**Written exercise**. Go through the listing below and list every line with "一国两制".

**Data lines**.

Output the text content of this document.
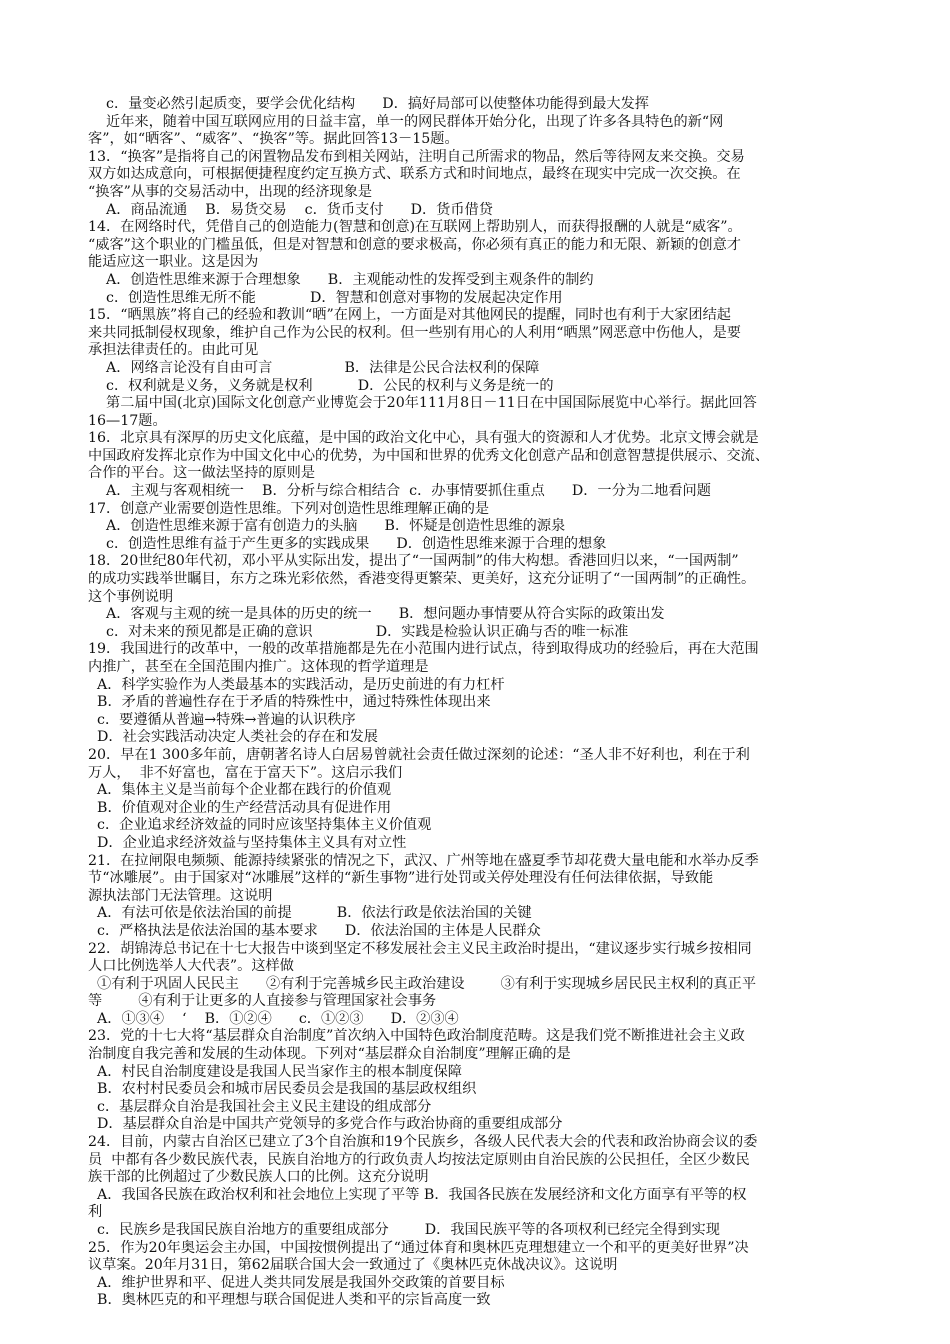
c．量变必然引起质变，要学会优化结构      D．搞好局部可以使整体功能得到最大发挥
近年来，随着中国互联网应用的日益丰富，单一的网民群体开始分化，出现了许多各具特色的新“网
客”，如“晒客”、“威客”、“换客”等。据此回答13－15题。
13．“换客”是指将自己的闲置物品发布到相关网站，注明自己所需求的物品，然后等待网友来交换。交易
双方如达成意向，可根据便捷程度约定互换方式、联系方式和时间地点，最终在现实中完成一次交换。在
“换客”从事的交易活动中，出现的经济现象是
A．商品流通    B．易货交易    c．货币支付      D．货币借贷
14．在网络时代，凭借自己的创造能力(智慧和创意)在互联网上帮助别人，而获得报酬的人就是“威客”。
“威客”这个职业的门槛虽低，但是对智慧和创意的要求极高，你必须有真正的能力和无限、新颖的创意才
能适应这一职业。这是因为
A．创造性思维来源于合理想象      B．主观能动性的发挥受到主观条件的制约
c．创造性思维无所不能            D．智慧和创意对事物的发展起决定作用
15．“晒黑族”将自己的经验和教训“晒”在网上，一方面是对其他网民的提醒，同时也有利于大家团结起
来共同抵制侵权现象，维护自己作为公民的权利。但一些别有用心的人利用“晒黑”网恶意中伤他人，是要
承担法律责任的。由此可见
A．网络言论没有自由可言                B．法律是公民合法权利的保障
c．权利就是义务，义务就是权利          D．公民的权利与义务是统一的
第二届中国(北京)国际文化创意产业博览会于20年111月8日－11日在中国国际展览中心举行。据此回答
16—17题。
16．北京具有深厚的历史文化底蕴，是中国的政治文化中心，具有强大的资源和人才优势。北京文博会就是
中国政府发挥北京作为中国文化中心的优势，为中国和世界的优秀文化创意产品和创意智慧提供展示、交流、
合作的平台。这一做法坚持的原则是
A．主观与客观相统一    B．分析与综合相结合  c．办事情要抓住重点      D．一分为二地看问题
17．创意产业需要创造性思维。下列对创造性思维理解正确的是
A．创造性思维来源于富有创造力的头脑      B．怀疑是创造性思维的源泉
c．创造性思维有益于产生更多的实践成果      D．创造性思维来源于合理的想象
18．20世纪80年代初，邓小平从实际出发，提出了“一国两制”的伟大构想。香港回归以来，“一国两制”
的成功实践举世瞩目，东方之珠光彩依然，香港变得更繁荣、更美好，这充分证明了“一国两制”的正确性。
这个事例说明
A．客观与主观的统一是具体的历史的统一      B．想问题办事情要从符合实际的政策出发
c．对未来的预见都是正确的意识              D．实践是检验认识正确与否的唯一标准
19．我国进行的改革中，一般的改革措施都是先在小范围内进行试点，待到取得成功的经验后，再在大范围
内推广，甚至在全国范围内推广。这体现的哲学道理是
A．科学实验作为人类最基本的实践活动，是历史前进的有力杠杆
B．矛盾的普遍性存在于矛盾的特殊性中，通过特殊性体现出来
c．要遵循从普遍→特殊→普遍的认识秩序
D．社会实践活动决定人类社会的存在和发展
20．早在1 300多年前，唐朝著名诗人白居易曾就社会责任做过深刻的论述：“圣人非不好利也，利在于利
万人，  非不好富也，富在于富天下”。这启示我们
A．集体主义是当前每个企业都在践行的价值观
B．价值观对企业的生产经营活动具有促进作用
c．企业追求经济效益的同时应该坚持集体主义价值观
D．企业追求经济效益与坚持集体主义具有对立性
21．在拉闸限电频频、能源持续紧张的情况之下，武汉、广州等地在盛夏季节却花费大量电能和水举办反季
节“冰雕展”。由于国家对“冰雕展”这样的“新生事物”进行处罚或关停处理没有任何法律依据，导致能
源执法部门无法管理。这说明
A．有法可依是依法治国的前提          B．依法行政是依法治国的关键
c．严格执法是依法治国的基本要求      D．依法治国的主体是人民群众
22．胡锦涛总书记在十七大报告中谈到坚定不移发展社会主义民主政治时提出，“建议逐步实行城乡按相同
人口比例选举人大代表”。这样做
①有利于巩固人民民主      ②有利于完善城乡民主政治建设        ③有利于实现城乡居民民主权利的真正平
等        ④有利于让更多的人直接参与管理国家社会事务
A．①③④    ‘    B．①②④      c．①②③      D．②③④
23．党的十七大将“基层群众自治制度”首次纳入中国特色政治制度范畴。这是我们党不断推进社会主义政
治制度自我完善和发展的生动体现。下列对“基层群众自治制度”理解正确的是
A．村民自治制度建设是我国人民当家作主的根本制度保障
B．农村村民委员会和城市居民委员会是我国的基层政权组织
c．基层群众自治是我国社会主义民主建设的组成部分
D．基层群众自治是中国共产党领导的多党合作与政治协商的重要组成部分
24．目前，内蒙古自治区已建立了3个自治旗和19个民族乡，各级人民代表大会的代表和政治协商会议的委
员  中都有各少数民族代表，民族自治地方的行政负责人均按法定原则由自治民族的公民担任，全区少数民
族干部的比例超过了少数民族人口的比例。这充分说明
A．我国各民族在政治权利和社会地位上实现了平等 B．我国各民族在发展经济和文化方面享有平等的权
利
c．民族乡是我国民族自治地方的重要组成部分        D．我国民族平等的各项权利已经完全得到实现
25．作为20年奥运会主办国，中国按惯例提出了“通过体育和奥林匹克理想建立一个和平的更美好世界”决
议草案。20年月31日，第62届联合国大会一致通过了《奥林匹克休战决议》。这说明
A．维护世界和平、促进人类共同发展是我国外交政策的首要目标
B．奥林匹克的和平理想与联合国促进人类和平的宗旨高度一致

**Reply**.
18．20世纪80年代初，邓小平从实际出发，提出了“一国两制”的伟大构想。香港回归以来，“一国两制”
的成功实践举世瞩目，东方之珠光彩依然，香港变得更繁荣、更美好，这充分证明了“一国两制”的正确性。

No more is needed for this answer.